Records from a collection
....

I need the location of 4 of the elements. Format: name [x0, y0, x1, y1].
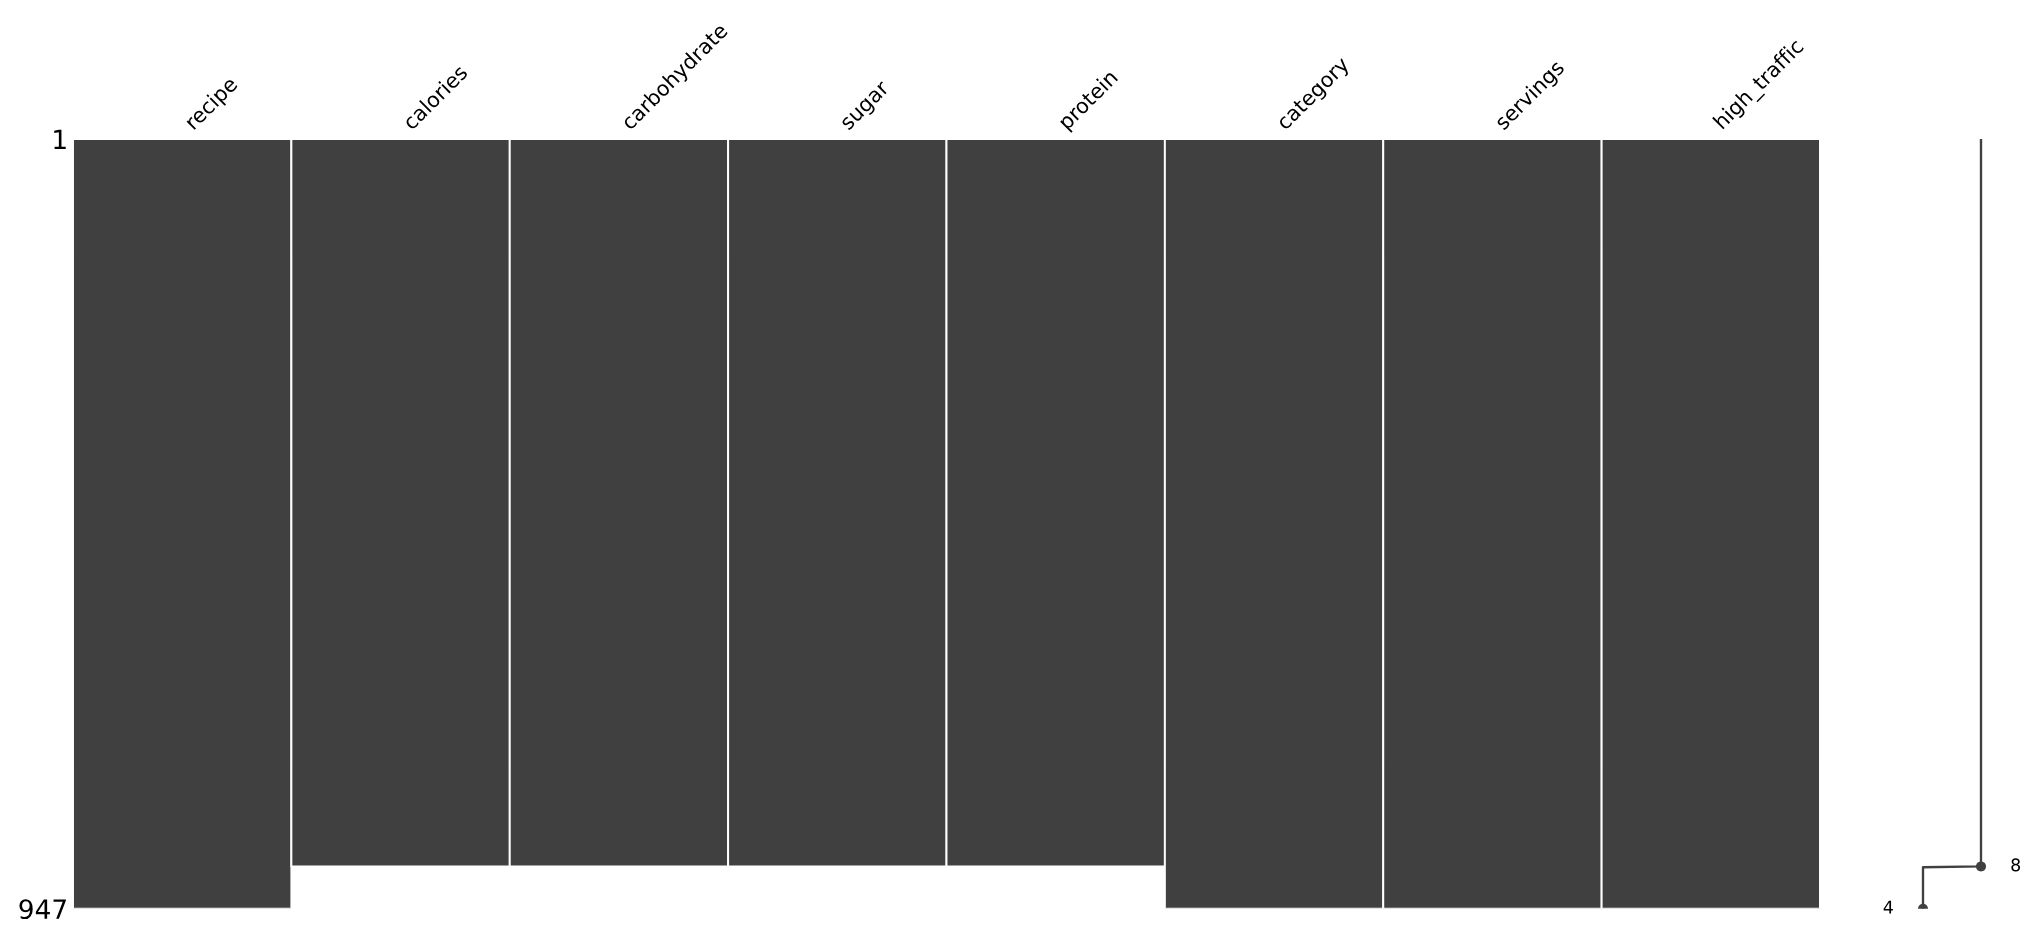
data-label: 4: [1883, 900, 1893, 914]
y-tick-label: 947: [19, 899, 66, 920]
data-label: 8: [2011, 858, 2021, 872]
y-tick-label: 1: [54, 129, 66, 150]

....

**Do this:** Update every row by replacing "location" with "position" and leave everything else as it is. Don't include the pictures in your answer.

**Written solution:**
I need the position of 4 of the elements. Format: name [x0, y0, x1, y1].
data-label: 4: [1883, 900, 1893, 914]
y-tick-label: 947: [19, 899, 66, 920]
data-label: 8: [2011, 858, 2021, 872]
y-tick-label: 1: [54, 129, 66, 150]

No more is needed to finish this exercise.